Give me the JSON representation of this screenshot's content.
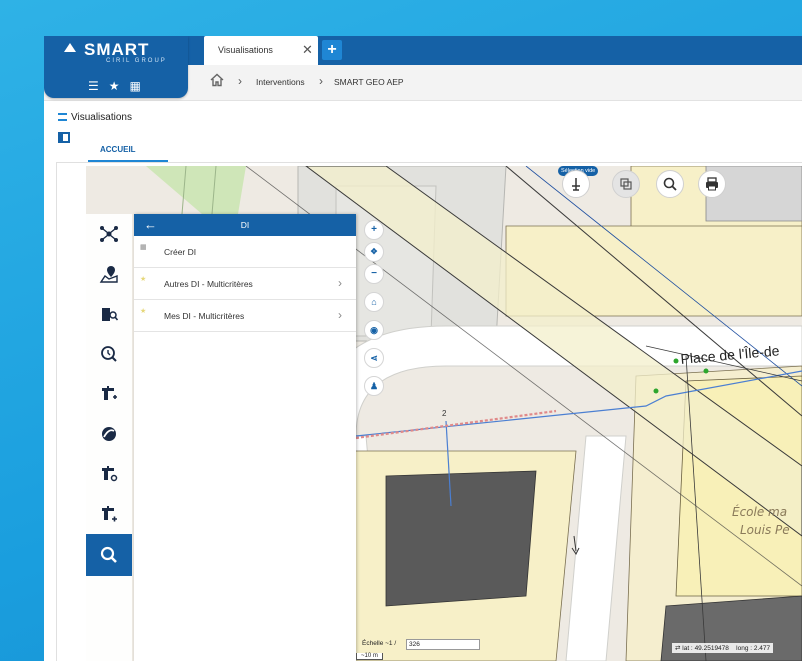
{
  "brand": {
    "name": "SMART",
    "tagline": "CIRIL GROUP"
  },
  "tabs": [
    {
      "label": "Visualisations",
      "active": true
    }
  ],
  "breadcrumb": {
    "items": [
      "Interventions",
      "SMART GEO AEP"
    ]
  },
  "page": {
    "title": "Visualisations",
    "subtab": "ACCUEIL"
  },
  "di_panel": {
    "title": "DI",
    "items": [
      {
        "label": "Créer DI",
        "has_submenu": false
      },
      {
        "label": "Autres DI - Multicritères",
        "has_submenu": true
      },
      {
        "label": "Mes DI - Multicritères",
        "has_submenu": true
      }
    ]
  },
  "map_tools": {
    "selection_badge": "Sélection vide"
  },
  "map_labels": {
    "street": "Place de l'Île-de",
    "school_line1": "École ma",
    "school_line2": "Louis Pe",
    "parcel_number": "2"
  },
  "scale": {
    "label": "Échelle ~1 /",
    "value": "326",
    "bar": "~10 m"
  },
  "coords": {
    "lat_label": "lat :",
    "lat": "49.2519478",
    "long_label": "long :",
    "long": "2.477"
  },
  "colors": {
    "brand_blue": "#1561a6",
    "accent_blue": "#1f86d4",
    "background": "#1a9ede"
  }
}
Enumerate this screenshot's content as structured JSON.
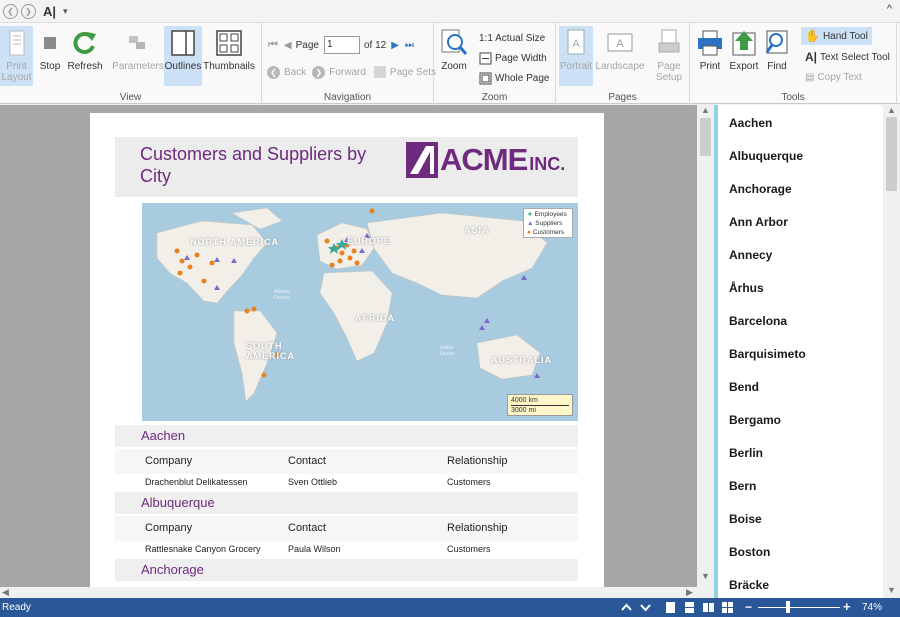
{
  "qat": {
    "app_icon_text": "A|",
    "collapse": "^"
  },
  "ribbon": {
    "view": {
      "label": "View",
      "print_layout": "Print Layout",
      "stop": "Stop",
      "refresh": "Refresh",
      "parameters": "Parameters",
      "outlines": "Outlines",
      "thumbnails": "Thumbnails"
    },
    "navigation": {
      "label": "Navigation",
      "page_label": "Page",
      "page_value": "1",
      "of_label": "of 12",
      "back": "Back",
      "forward": "Forward",
      "page_sets": "Page Sets"
    },
    "zoom": {
      "label": "Zoom",
      "zoom": "Zoom",
      "actual_size": "1:1 Actual Size",
      "page_width": "Page Width",
      "whole_page": "Whole Page"
    },
    "pages": {
      "label": "Pages",
      "portrait": "Portrait",
      "landscape": "Landscape",
      "page_setup": "Page Setup"
    },
    "tools": {
      "label": "Tools",
      "print": "Print",
      "export": "Export",
      "find": "Find",
      "hand_tool": "Hand Tool",
      "text_select_tool": "Text Select Tool",
      "copy_text": "Copy Text"
    }
  },
  "report": {
    "title": "Customers and Suppliers by City",
    "logo_main": "ACME",
    "logo_sub": "INC.",
    "map": {
      "legend": [
        "Employees",
        "Suppliers",
        "Customers"
      ],
      "scale": [
        "4000 km",
        "3000 mi"
      ],
      "labels": {
        "north_america": "NORTH AMERICA",
        "south_america": "SOUTH AMERICA",
        "europe": "EUROPE",
        "asia": "ASIA",
        "africa": "AFRICA",
        "australia": "AUSTRALIA",
        "atlantic": "Atlantic Ocean",
        "indian": "Indian Ocean"
      },
      "colors": {
        "employees": "#3aa89a",
        "suppliers": "#7b68c8",
        "customers": "#e8821e",
        "water": "#a9cbe0",
        "land": "#f2efe9"
      }
    },
    "columns": {
      "company": "Company",
      "contact": "Contact",
      "relationship": "Relationship"
    },
    "groups": [
      {
        "city": "Aachen",
        "rows": [
          {
            "company": "Drachenblut Delikatessen",
            "contact": "Sven Ottlieb",
            "relationship": "Customers"
          }
        ]
      },
      {
        "city": "Albuquerque",
        "rows": [
          {
            "company": "Rattlesnake Canyon Grocery",
            "contact": "Paula Wilson",
            "relationship": "Customers"
          }
        ]
      },
      {
        "city": "Anchorage",
        "rows": []
      }
    ]
  },
  "toc": {
    "items": [
      "Aachen",
      "Albuquerque",
      "Anchorage",
      "Ann Arbor",
      "Annecy",
      "Århus",
      "Barcelona",
      "Barquisimeto",
      "Bend",
      "Bergamo",
      "Berlin",
      "Bern",
      "Boise",
      "Boston",
      "Bräcke"
    ]
  },
  "status": {
    "text": "Ready",
    "zoom": "74%"
  }
}
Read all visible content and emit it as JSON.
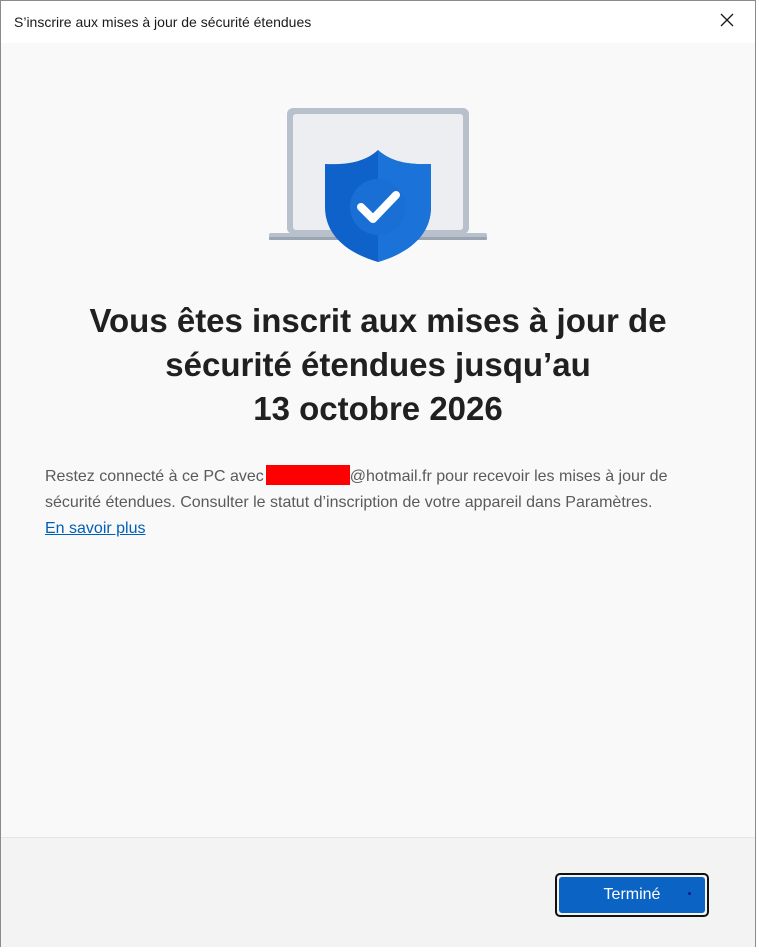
{
  "window": {
    "title": "S’inscrire aux mises à jour de sécurité étendues",
    "close_icon": "close-icon"
  },
  "hero": {
    "icon": "laptop-shield-check-icon",
    "colors": {
      "shield": "#0f62c9",
      "laptop_frame": "#b8c1cb",
      "screen": "#eceef1"
    }
  },
  "headline": {
    "line1": "Vous êtes inscrit aux mises à jour de",
    "line2": "sécurité étendues jusqu’au",
    "line3": "13 octobre 2026"
  },
  "body": {
    "prefix": "Restez connecté à ce PC avec",
    "email_suffix": "@hotmail.fr pour recevoir les mises à jour de sécurité étendues. Consulter le statut d’inscription de votre appareil dans Paramètres.",
    "learn_more": "En savoir plus"
  },
  "footer": {
    "done_label": "Terminé"
  },
  "colors": {
    "accent": "#0b63c4",
    "link": "#0060b8",
    "redaction": "#ff0000"
  }
}
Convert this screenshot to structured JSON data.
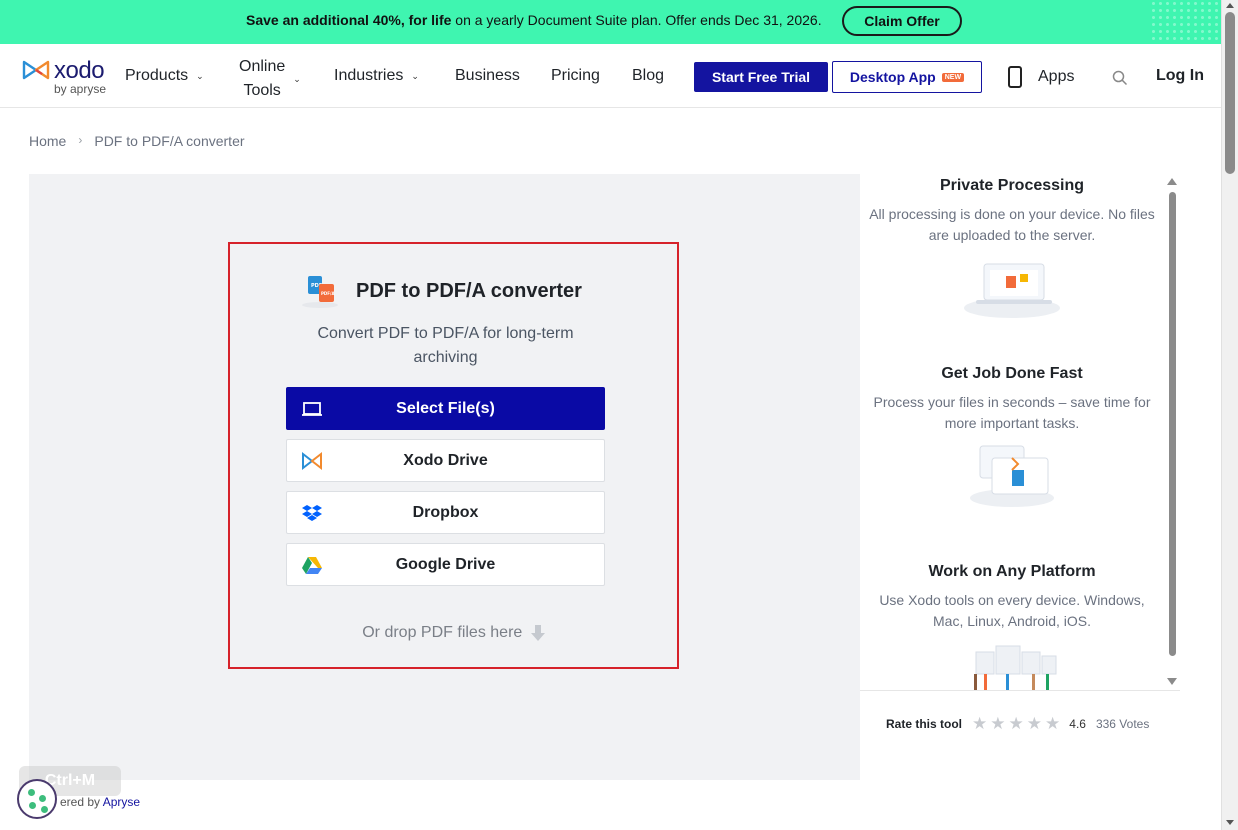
{
  "banner": {
    "bold_text": "Save an additional 40%, for life",
    "text": " on a yearly Document Suite plan. Offer ends Dec 31, 2026.",
    "claim_label": "Claim Offer"
  },
  "logo": {
    "word": "xodo",
    "sub": "by apryse"
  },
  "nav": {
    "products": "Products",
    "online_tools_1": "Online",
    "online_tools_2": "Tools",
    "industries": "Industries",
    "business": "Business",
    "pricing": "Pricing",
    "blog": "Blog",
    "start_trial": "Start Free Trial",
    "desktop_app": "Desktop App",
    "new_badge": "NEW",
    "apps": "Apps",
    "login": "Log In"
  },
  "breadcrumb": {
    "home": "Home",
    "separator": "›",
    "current": "PDF to PDF/A converter"
  },
  "converter": {
    "title": "PDF to PDF/A converter",
    "description": "Convert PDF to PDF/A for long-term archiving",
    "select_files": "Select File(s)",
    "xodo_drive": "Xodo Drive",
    "dropbox": "Dropbox",
    "google_drive": "Google Drive",
    "drop_text": "Or drop PDF files here"
  },
  "features": [
    {
      "title": "Private Processing",
      "desc": "All processing is done on your device. No files are uploaded to the server."
    },
    {
      "title": "Get Job Done Fast",
      "desc": "Process your files in seconds – save time for more important tasks."
    },
    {
      "title": "Work on Any Platform",
      "desc": "Use Xodo tools on every device. Windows, Mac, Linux, Android, iOS."
    }
  ],
  "rating": {
    "label": "Rate this tool",
    "value": "4.6",
    "votes": "336 Votes",
    "stars": 5
  },
  "footer": {
    "powered_prefix": "ered by ",
    "powered_brand": "Apryse",
    "shortcut": "Ctrl+M"
  },
  "colors": {
    "banner": "#3ff5b0",
    "primary": "#1414a0",
    "drop_border": "#d6222a",
    "workarea": "#f1f2f4"
  }
}
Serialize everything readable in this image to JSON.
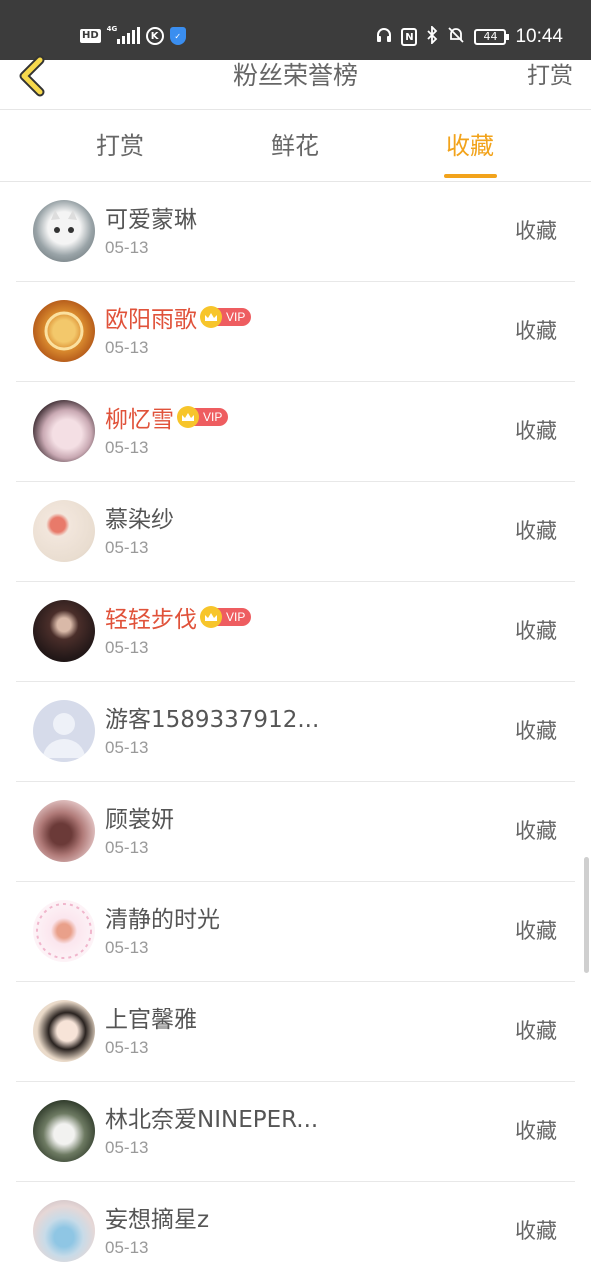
{
  "status_bar": {
    "hd": "HD",
    "network": "4G",
    "k_icon": "K",
    "battery": "44",
    "time": "10:44"
  },
  "header": {
    "title": "粉丝荣誉榜",
    "right_link": "打赏"
  },
  "tabs": [
    {
      "label": "打赏",
      "active": false
    },
    {
      "label": "鲜花",
      "active": false
    },
    {
      "label": "收藏",
      "active": true
    }
  ],
  "colors": {
    "accent": "#f2a31b",
    "vip_name": "#e0523a",
    "vip_tag": "#ee5d60",
    "vip_crown": "#f7c52b"
  },
  "vip_label": "VIP",
  "fans": [
    {
      "name": "可爱蒙琳",
      "date": "05-13",
      "vip": false,
      "action": "收藏",
      "avatar": "kitten-avatar"
    },
    {
      "name": "欧阳雨歌",
      "date": "05-13",
      "vip": true,
      "action": "收藏",
      "avatar": "pie-avatar"
    },
    {
      "name": "柳忆雪",
      "date": "05-13",
      "vip": true,
      "action": "收藏",
      "avatar": "girl-avatar"
    },
    {
      "name": "慕染纱",
      "date": "05-13",
      "vip": false,
      "action": "收藏",
      "avatar": "fruit-avatar"
    },
    {
      "name": "轻轻步伐",
      "date": "05-13",
      "vip": true,
      "action": "收藏",
      "avatar": "dark-portrait-avatar"
    },
    {
      "name": "游客1589337912...",
      "date": "05-13",
      "vip": false,
      "action": "收藏",
      "avatar": "default-user-avatar"
    },
    {
      "name": "顾裳妍",
      "date": "05-13",
      "vip": false,
      "action": "收藏",
      "avatar": "heart-avatar"
    },
    {
      "name": "清静的时光",
      "date": "05-13",
      "vip": false,
      "action": "收藏",
      "avatar": "cartoon-avatar"
    },
    {
      "name": "上官馨雅",
      "date": "05-13",
      "vip": false,
      "action": "收藏",
      "avatar": "flower-girl-avatar"
    },
    {
      "name": "林北奈爱NINEPER...",
      "date": "05-13",
      "vip": false,
      "action": "收藏",
      "avatar": "white-dress-avatar"
    },
    {
      "name": "妄想摘星z",
      "date": "05-13",
      "vip": false,
      "action": "收藏",
      "avatar": "blue-girl-avatar"
    }
  ]
}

» Your instructions: Copy out every line in the listing where the word "mises" appears.

» Exercise output:
    "title": "S’inscrire aux mises à jour de sécurité étendues",
    "line1": "Vous êtes inscrit aux mises à jour de",
    "email_suffix": "@hotmail.fr pour recevoir les mises à jour de sécurité étendues. Consulter le statut d’inscription de votre appareil dans Paramètres.",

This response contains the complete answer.